***** RECORDS FOR THE TASK *****
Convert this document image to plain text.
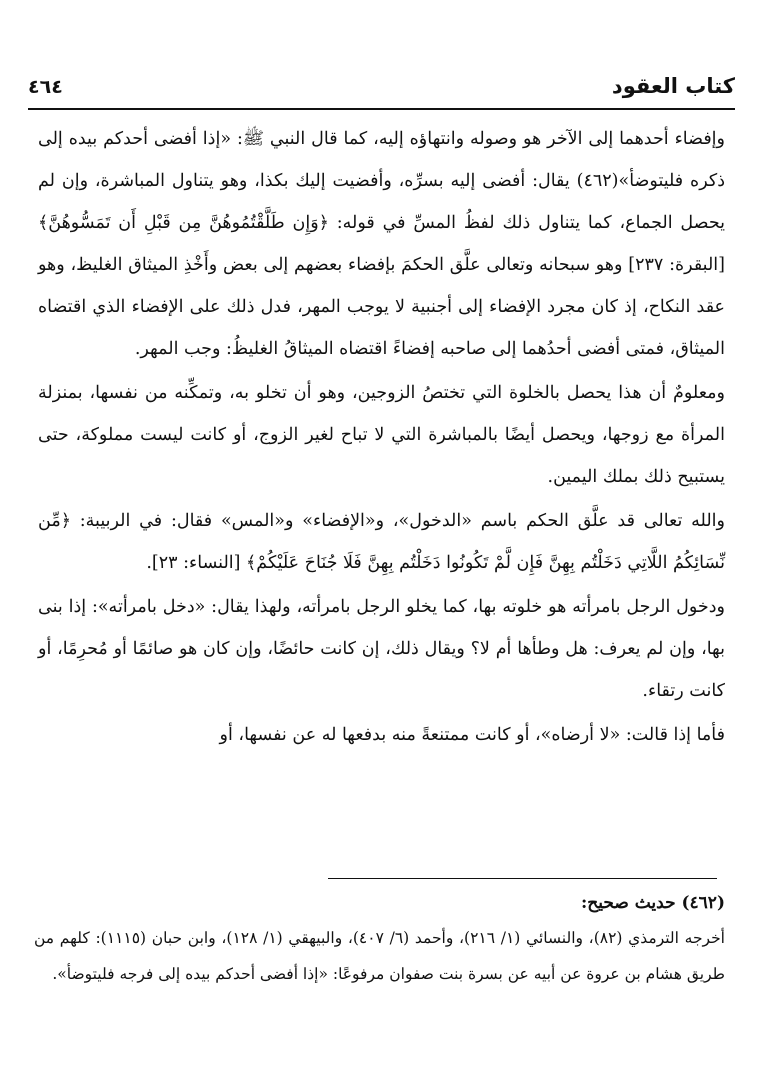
كتاب العقود
٤٦٤

وإفضاء أحدهما إلى الآخر هو وصوله وانتهاؤه إليه، كما قال النبي ﷺ: «إذا أفضى أحدكم بيده إلى ذكره فليتوضأ»(٤٦٢) يقال: أفضى إليه بسرِّه، وأفضيت إليك بكذا، وهو يتناول المباشرة، وإن لم يحصل الجماع، كما يتناول ذلك لفظُ المسِّ في قوله: ﴿وَإِن طَلَّقْتُمُوهُنَّ مِن قَبْلِ أَن تَمَسُّوهُنَّ﴾ [البقرة: ٢٣٧] وهو سبحانه وتعالى علَّق الحكمَ بإفضاء بعضهم إلى بعض وأَخْذِ الميثاق الغليظ، وهو عقد النكاح، إذ كان مجرد الإفضاء إلى أجنبية لا يوجب المهر، فدل ذلك على الإفضاء الذي اقتضاه الميثاق، فمتى أفضى أحدُهما إلى صاحبه إفضاءً اقتضاه الميثاقُ الغليظُ: وجب المهر.

ومعلومٌ أن هذا يحصل بالخلوة التي تختصُ الزوجين، وهو أن تخلو به، وتمكِّنه من نفسها، بمنزلة المرأة مع زوجها، ويحصل أيضًا بالمباشرة التي لا تباح لغير الزوج، أو كانت ليست مملوكة، حتى يستبيح ذلك بملك اليمين.

والله تعالى قد علَّق الحكم باسم «الدخول»، و«الإفضاء» و«المس» فقال: في الربيبة: ﴿مِّن نِّسَائِكُمُ اللَّاتِي دَخَلْتُم بِهِنَّ فَإِن لَّمْ تَكُونُوا دَخَلْتُم بِهِنَّ فَلَا جُنَاحَ عَلَيْكُمْ﴾ [النساء: ٢٣].

ودخول الرجل بامرأته هو خلوته بها، كما يخلو الرجل بامرأته، ولهذا يقال: «دخل بامرأته»: إذا بنى بها، وإن لم يعرف: هل وطأها أم لا؟ ويقال ذلك، إن كانت حائضًا، وإن كان هو صائمًا أو مُحرِمًا، أو كانت رتقاء.

فأما إذا قالت: «لا أرضاه»، أو كانت ممتنعةً منه بدفعها له عن نفسها، أو

(٤٦٢) حديث صحيح:

أخرجه الترمذي (٨٢)، والنسائي (١/ ٢١٦)، وأحمد (٦/ ٤٠٧)، والبيهقي (١/ ١٢٨)، وابن حبان (١١١٥): كلهم من طريق هشام بن عروة عن أبيه عن بسرة بنت صفوان مرفوعًا: «إذا أفضى أحدكم بيده إلى فرجه فليتوضأ».
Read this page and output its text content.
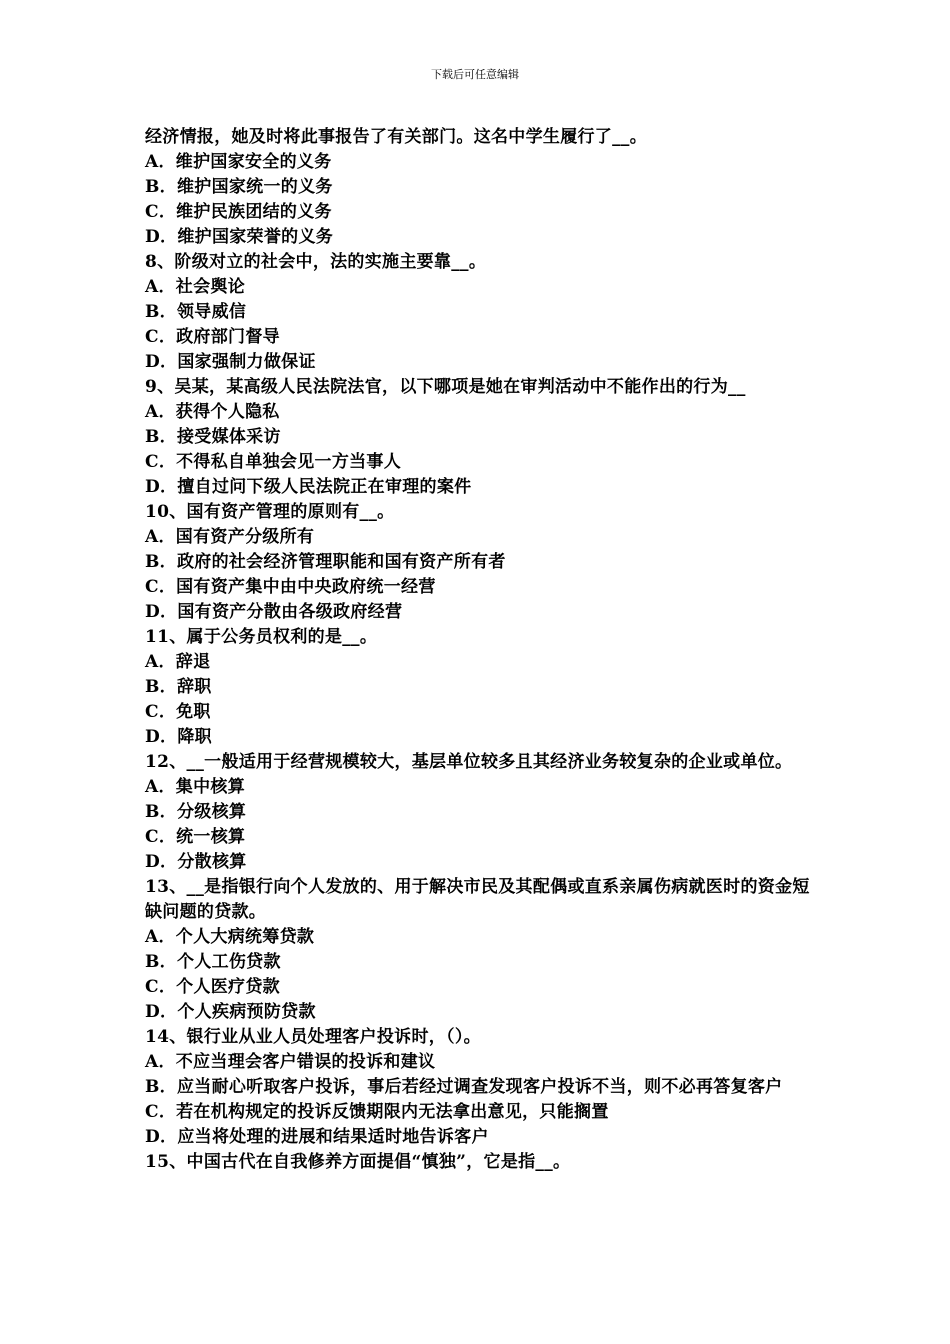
下载后可任意编辑
经济情报，她及时将此事报告了有关部门。这名中学生履行了__。
A．维护国家安全的义务
B．维护国家统一的义务
C．维护民族团结的义务
D．维护国家荣誉的义务
8、阶级对立的社会中，法的实施主要靠__。
A．社会舆论
B．领导威信
C．政府部门督导
D．国家强制力做保证
9、吴某，某高级人民法院法官，以下哪项是她在审判活动中不能作出的行为__
A．获得个人隐私
B．接受媒体采访
C．不得私自单独会见一方当事人
D．擅自过问下级人民法院正在审理的案件
10、国有资产管理的原则有__。
A．国有资产分级所有
B．政府的社会经济管理职能和国有资产所有者
C．国有资产集中由中央政府统一经营
D．国有资产分散由各级政府经营
11、属于公务员权利的是__。
A．辞退
B．辞职
C．免职
D．降职
12、__一般适用于经营规模较大，基层单位较多且其经济业务较复杂的企业或单位。
A．集中核算
B．分级核算
C．统一核算
D．分散核算
13、__是指银行向个人发放的、用于解决市民及其配偶或直系亲属伤病就医时的资金短缺问题的贷款。
A．个人大病统筹贷款
B．个人工伤贷款
C．个人医疗贷款
D．个人疾病预防贷款
14、银行业从业人员处理客户投诉时，（）。
A．不应当理会客户错误的投诉和建议
B．应当耐心听取客户投诉，事后若经过调查发现客户投诉不当，则不必再答复客户
C．若在机构规定的投诉反馈期限内无法拿出意见，只能搁置
D．应当将处理的进展和结果适时地告诉客户
15、中国古代在自我修养方面提倡“慎独”，它是指__。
*****
**DIRECTIVE**
Output the entries above exactly, without their pictures.

**RESPONSE TO THE EXERCISE**
Convert this document image to plain text.
كتاب العقود
٤٦٤

وإفضاء أحدهما إلى الآخر هو وصوله وانتهاؤه إليه، كما قال النبي ﷺ: «إذا أفضى أحدكم بيده إلى ذكره فليتوضأ»(٤٦٢) يقال: أفضى إليه بسرِّه، وأفضيت إليك بكذا، وهو يتناول المباشرة، وإن لم يحصل الجماع، كما يتناول ذلك لفظُ المسِّ في قوله: ﴿وَإِن طَلَّقْتُمُوهُنَّ مِن قَبْلِ أَن تَمَسُّوهُنَّ﴾ [البقرة: ٢٣٧] وهو سبحانه وتعالى علَّق الحكمَ بإفضاء بعضهم إلى بعض وأَخْذِ الميثاق الغليظ، وهو عقد النكاح، إذ كان مجرد الإفضاء إلى أجنبية لا يوجب المهر، فدل ذلك على الإفضاء الذي اقتضاه الميثاق، فمتى أفضى أحدُهما إلى صاحبه إفضاءً اقتضاه الميثاقُ الغليظُ: وجب المهر.

ومعلومٌ أن هذا يحصل بالخلوة التي تختصُ الزوجين، وهو أن تخلو به، وتمكِّنه من نفسها، بمنزلة المرأة مع زوجها، ويحصل أيضًا بالمباشرة التي لا تباح لغير الزوج، أو كانت ليست مملوكة، حتى يستبيح ذلك بملك اليمين.

والله تعالى قد علَّق الحكم باسم «الدخول»، و«الإفضاء» و«المس» فقال: في الربيبة: ﴿مِّن نِّسَائِكُمُ اللَّاتِي دَخَلْتُم بِهِنَّ فَإِن لَّمْ تَكُونُوا دَخَلْتُم بِهِنَّ فَلَا جُنَاحَ عَلَيْكُمْ﴾ [النساء: ٢٣].

ودخول الرجل بامرأته هو خلوته بها، كما يخلو الرجل بامرأته، ولهذا يقال: «دخل بامرأته»: إذا بنى بها، وإن لم يعرف: هل وطأها أم لا؟ ويقال ذلك، إن كانت حائضًا، وإن كان هو صائمًا أو مُحرِمًا، أو كانت رتقاء.

فأما إذا قالت: «لا أرضاه»، أو كانت ممتنعةً منه بدفعها له عن نفسها، أو

(٤٦٢) حديث صحيح:

أخرجه الترمذي (٨٢)، والنسائي (١/ ٢١٦)، وأحمد (٦/ ٤٠٧)، والبيهقي (١/ ١٢٨)، وابن حبان (١١١٥): كلهم من طريق هشام بن عروة عن أبيه عن بسرة بنت صفوان مرفوعًا: «إذا أفضى أحدكم بيده إلى فرجه فليتوضأ».
Read this page and output its text content.
下载后可任意编辑
经济情报，她及时将此事报告了有关部门。这名中学生履行了__。
A．维护国家安全的义务
B．维护国家统一的义务
C．维护民族团结的义务
D．维护国家荣誉的义务
8、阶级对立的社会中，法的实施主要靠__。
A．社会舆论
B．领导威信
C．政府部门督导
D．国家强制力做保证
9、吴某，某高级人民法院法官，以下哪项是她在审判活动中不能作出的行为__
A．获得个人隐私
B．接受媒体采访
C．不得私自单独会见一方当事人
D．擅自过问下级人民法院正在审理的案件
10、国有资产管理的原则有__。
A．国有资产分级所有
B．政府的社会经济管理职能和国有资产所有者
C．国有资产集中由中央政府统一经营
D．国有资产分散由各级政府经营
11、属于公务员权利的是__。
A．辞退
B．辞职
C．免职
D．降职
12、__一般适用于经营规模较大，基层单位较多且其经济业务较复杂的企业或单位。
A．集中核算
B．分级核算
C．统一核算
D．分散核算
13、__是指银行向个人发放的、用于解决市民及其配偶或直系亲属伤病就医时的资金短缺问题的贷款。
A．个人大病统筹贷款
B．个人工伤贷款
C．个人医疗贷款
D．个人疾病预防贷款
14、银行业从业人员处理客户投诉时，（）。
A．不应当理会客户错误的投诉和建议
B．应当耐心听取客户投诉，事后若经过调查发现客户投诉不当，则不必再答复客户
C．若在机构规定的投诉反馈期限内无法拿出意见，只能搁置
D．应当将处理的进展和结果适时地告诉客户
15、中国古代在自我修养方面提倡“慎独”，它是指__。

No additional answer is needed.